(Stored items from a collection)
-- Begin --

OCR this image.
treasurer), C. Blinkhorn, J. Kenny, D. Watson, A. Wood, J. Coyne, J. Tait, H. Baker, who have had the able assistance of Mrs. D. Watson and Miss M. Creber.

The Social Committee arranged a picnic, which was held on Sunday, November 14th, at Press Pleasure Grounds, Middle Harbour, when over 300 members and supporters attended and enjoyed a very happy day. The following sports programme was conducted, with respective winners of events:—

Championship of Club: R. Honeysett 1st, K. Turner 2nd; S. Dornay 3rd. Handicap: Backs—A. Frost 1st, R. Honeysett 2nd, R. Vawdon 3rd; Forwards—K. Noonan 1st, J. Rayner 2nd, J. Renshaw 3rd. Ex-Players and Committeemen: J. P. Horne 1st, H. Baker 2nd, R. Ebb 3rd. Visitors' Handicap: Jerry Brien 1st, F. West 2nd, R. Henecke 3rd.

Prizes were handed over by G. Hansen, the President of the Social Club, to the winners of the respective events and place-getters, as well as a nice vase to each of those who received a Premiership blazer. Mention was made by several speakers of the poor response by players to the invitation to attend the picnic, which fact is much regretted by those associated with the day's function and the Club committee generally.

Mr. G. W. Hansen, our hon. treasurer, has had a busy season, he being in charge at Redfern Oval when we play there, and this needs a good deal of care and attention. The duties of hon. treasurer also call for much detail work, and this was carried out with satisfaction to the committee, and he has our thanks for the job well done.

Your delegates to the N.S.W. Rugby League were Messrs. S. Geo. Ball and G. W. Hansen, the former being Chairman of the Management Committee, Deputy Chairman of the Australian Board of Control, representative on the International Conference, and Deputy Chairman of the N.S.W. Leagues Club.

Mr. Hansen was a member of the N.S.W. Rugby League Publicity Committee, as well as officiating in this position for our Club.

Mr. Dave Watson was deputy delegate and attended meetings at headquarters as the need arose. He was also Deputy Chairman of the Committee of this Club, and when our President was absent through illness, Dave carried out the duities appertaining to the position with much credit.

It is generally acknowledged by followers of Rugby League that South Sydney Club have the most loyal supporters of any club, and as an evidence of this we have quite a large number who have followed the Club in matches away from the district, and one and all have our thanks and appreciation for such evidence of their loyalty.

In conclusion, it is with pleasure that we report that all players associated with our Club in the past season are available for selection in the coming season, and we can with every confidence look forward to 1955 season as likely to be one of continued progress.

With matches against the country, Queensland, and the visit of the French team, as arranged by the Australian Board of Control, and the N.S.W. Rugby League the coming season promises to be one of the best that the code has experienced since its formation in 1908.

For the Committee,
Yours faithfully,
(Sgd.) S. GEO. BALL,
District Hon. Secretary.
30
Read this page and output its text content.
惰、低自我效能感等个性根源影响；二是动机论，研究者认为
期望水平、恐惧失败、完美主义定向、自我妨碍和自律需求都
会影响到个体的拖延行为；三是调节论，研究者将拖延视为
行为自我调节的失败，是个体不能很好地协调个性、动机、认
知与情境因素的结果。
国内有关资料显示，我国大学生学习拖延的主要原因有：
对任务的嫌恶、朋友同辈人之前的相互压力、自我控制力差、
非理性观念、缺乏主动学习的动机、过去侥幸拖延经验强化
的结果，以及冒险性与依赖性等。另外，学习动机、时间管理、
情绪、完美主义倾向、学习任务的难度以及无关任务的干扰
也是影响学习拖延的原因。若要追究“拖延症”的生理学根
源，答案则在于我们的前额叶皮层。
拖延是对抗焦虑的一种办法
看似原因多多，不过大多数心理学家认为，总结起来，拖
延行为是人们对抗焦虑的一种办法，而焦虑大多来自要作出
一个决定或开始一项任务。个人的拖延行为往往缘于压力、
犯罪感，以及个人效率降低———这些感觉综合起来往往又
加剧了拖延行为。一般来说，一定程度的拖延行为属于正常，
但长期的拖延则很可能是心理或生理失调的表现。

-- End --

■ Exercise prompt:
Transcribe exactly, and only, the lines from the one bearing "Read this page and output its text content." through the last line of the entries, counting both.

■ Task solution:
Read this page and output its text content.
惰、低自我效能感等个性根源影响；二是动机论，研究者认为
期望水平、恐惧失败、完美主义定向、自我妨碍和自律需求都
会影响到个体的拖延行为；三是调节论，研究者将拖延视为
行为自我调节的失败，是个体不能很好地协调个性、动机、认
知与情境因素的结果。
国内有关资料显示，我国大学生学习拖延的主要原因有：
对任务的嫌恶、朋友同辈人之前的相互压力、自我控制力差、
非理性观念、缺乏主动学习的动机、过去侥幸拖延经验强化
的结果，以及冒险性与依赖性等。另外，学习动机、时间管理、
情绪、完美主义倾向、学习任务的难度以及无关任务的干扰
也是影响学习拖延的原因。若要追究“拖延症”的生理学根
源，答案则在于我们的前额叶皮层。
拖延是对抗焦虑的一种办法
看似原因多多，不过大多数心理学家认为，总结起来，拖
延行为是人们对抗焦虑的一种办法，而焦虑大多来自要作出
一个决定或开始一项任务。个人的拖延行为往往缘于压力、
犯罪感，以及个人效率降低———这些感觉综合起来往往又
加剧了拖延行为。一般来说，一定程度的拖延行为属于正常，
但长期的拖延则很可能是心理或生理失调的表现。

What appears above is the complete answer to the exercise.